Texte proposé →
Quelle est globalement l’image de la France en Afrique francophone en 2024 ?
N. Normand : L’image de la France varie fortement selon les différents pays africains francophones. Elle est la plus dégradée en République centrafricaine (RCA) et dans les trois pays du Sahel central — Mali, Burkina Faso et Niger — qui ont rejeté l’alliance avec la France au profit d’un partenariat sécuritaire et économique avec la Russie.
Au Congo-RDC (principal pays francophone dans le monde), l’image de la France, qui n’est pas associée à celle de l’ancienne puissance coloniale (la Belgique), souffre actuellement du rapprochement franco-rwandais décidé par le président français Emmanuel Macron en vue de surmonter le dommage mémoriel causé par l’appui que la France avait fourni au régime rwandais de 1994 ayant commis le génocide des Tutsis. Kigali coopère actuellement avec la France en matière sécuritaire au Nord du Mozambique en faveur du projet gazier de Total, ainsi qu’en RCA comme alternative à la Russie, tandis que la France reste un partenaire secondaire en RDC. Mais l’image de la France n’y est pas durablement dégradée et pourrait être améliorée par des initiatives françaises d’appui à la RDC.
Dans les pays francophones côtiers de Mauritanie, Guinée, Côte d’Ivoire, Gabon et Congo-Brazzaville, l’image de la France ne s’est pas particulièrement détériorée récemment, ou à ce stade, de même qu’au Tchad en Afrique sahélienne. Au Sénégal, la volonté de rupture annoncée par le nouveau président Bassirou Diomaye Faye et son Premier ministre Ousmane Sonko pourrait être contrebalancée par les annonces rassurantes du président sur les partenariats équilibrés. Mais l’image de la France souffre néanmoins du traumatisme colonial et de la persistance d’une forte visibilité française ressentie comme néocoloniale par une partie importante de l’opinion publique, notamment au sein de la jeunesse (75 % de la population ayant moins de 35 ans).
Comment expliquer cette dégradation et cette perte d’influence ? Quelles sont les erreurs d’appréciations ou diplomatiques que la France a pu commettre vis-à-vis des pays de son ancien pré carré ?
La très forte dégradation de l’influence française au Sahel central est due à une série de raisons : mémoire douloureuse et humiliante de la colonisation pour laquelle la France n’a entrepris pratiquement aucun travail de rapprochement ; perception humiliante en termes de souveraineté de ce qui est désigné comme la « Françafrique » ; bases ou présence prolongée de l’armée française dont les objectifs restent incompris ou suspectés de domination par la majorité de la population ; franc CFA à consonance coloniale ; injonctions et conditionnalités supposées liées à l’aide publique au développement, dont l’efficacité est mise en question. La mobilisation de la jeunesse et les réseaux sociaux ont amplifié la vague de critiques.

Questions et consignes →
a – Répondez aux questions suivantes d'après l'entretien sur l'image de la France en Afrique francophone.
(i) Quelle est l'ancienne puissance coloniale du Congo-RDC ?
(ii) Avec quel pays les trois pays du Sahel central ont-ils choisi un partenariat sécuritaire et économique ?
(iii) Quelle monnaie est qualifiée de « à consonance coloniale » ?
b – Recopiez dans l'entretien sur l'image de la France en Afrique francophone tout ce qui va de « Au Congo-RDC (principal » jusqu'à « d’appui à la RDC. ».

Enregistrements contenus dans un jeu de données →
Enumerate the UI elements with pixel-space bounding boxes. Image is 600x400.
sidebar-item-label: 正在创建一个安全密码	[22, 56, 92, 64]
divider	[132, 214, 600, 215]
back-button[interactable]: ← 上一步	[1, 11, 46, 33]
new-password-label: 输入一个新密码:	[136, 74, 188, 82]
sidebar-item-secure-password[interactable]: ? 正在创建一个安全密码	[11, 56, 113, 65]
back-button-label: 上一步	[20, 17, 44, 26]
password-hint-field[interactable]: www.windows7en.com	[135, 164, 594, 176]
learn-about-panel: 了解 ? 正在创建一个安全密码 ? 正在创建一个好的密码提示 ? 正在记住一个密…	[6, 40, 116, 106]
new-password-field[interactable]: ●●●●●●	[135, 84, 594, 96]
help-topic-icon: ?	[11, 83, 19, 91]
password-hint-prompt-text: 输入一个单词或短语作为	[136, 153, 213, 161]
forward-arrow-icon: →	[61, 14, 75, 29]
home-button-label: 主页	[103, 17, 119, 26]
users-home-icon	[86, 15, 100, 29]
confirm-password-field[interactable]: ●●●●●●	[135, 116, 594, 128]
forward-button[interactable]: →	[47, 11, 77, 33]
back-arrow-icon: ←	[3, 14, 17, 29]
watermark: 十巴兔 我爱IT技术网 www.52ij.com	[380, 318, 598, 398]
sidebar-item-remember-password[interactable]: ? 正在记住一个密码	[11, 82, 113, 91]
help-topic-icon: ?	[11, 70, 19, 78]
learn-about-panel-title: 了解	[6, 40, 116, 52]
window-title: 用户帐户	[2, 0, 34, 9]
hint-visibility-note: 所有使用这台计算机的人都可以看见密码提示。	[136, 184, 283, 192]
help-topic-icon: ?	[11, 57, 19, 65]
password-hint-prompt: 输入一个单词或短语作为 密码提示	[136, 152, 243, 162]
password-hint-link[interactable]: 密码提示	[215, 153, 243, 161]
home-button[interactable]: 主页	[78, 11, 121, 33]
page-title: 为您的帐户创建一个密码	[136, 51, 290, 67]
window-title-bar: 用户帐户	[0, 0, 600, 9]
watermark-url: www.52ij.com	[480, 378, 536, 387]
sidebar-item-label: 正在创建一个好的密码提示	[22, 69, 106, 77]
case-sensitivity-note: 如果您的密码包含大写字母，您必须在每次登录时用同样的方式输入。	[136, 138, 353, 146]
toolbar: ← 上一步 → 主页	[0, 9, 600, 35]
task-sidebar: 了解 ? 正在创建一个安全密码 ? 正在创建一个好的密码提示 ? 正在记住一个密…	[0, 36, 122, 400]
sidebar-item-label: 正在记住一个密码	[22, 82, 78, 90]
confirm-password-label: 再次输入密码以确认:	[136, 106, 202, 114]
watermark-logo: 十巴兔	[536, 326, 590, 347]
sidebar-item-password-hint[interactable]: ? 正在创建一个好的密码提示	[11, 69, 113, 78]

Corrigé de l'exercice →
a –
(i) La Belgique.
(ii) La Russie.
(iii) Le franc CFA.

b –
Au Congo-RDC (principal pays francophone dans le monde), l’image de la France, qui n’est pas associée à celle de l’ancienne puissance coloniale (la Belgique), souffre actuellement du rapprochement franco-rwandais décidé par le président français Emmanuel Macron en vue de surmonter le dommage mémoriel causé par l’appui que la France avait fourni au régime rwandais de 1994 ayant commis le génocide des Tutsis. Kigali coopère actuellement avec la France en matière sécuritaire au Nord du Mozambique en faveur du projet gazier de Total, ainsi qu’en RCA comme alternative à la Russie, tandis que la France reste un partenaire secondaire en RDC. Mais l’image de la France n’y est pas durablement dégradée et pourrait être améliorée par des initiatives françaises d’appui à la RDC.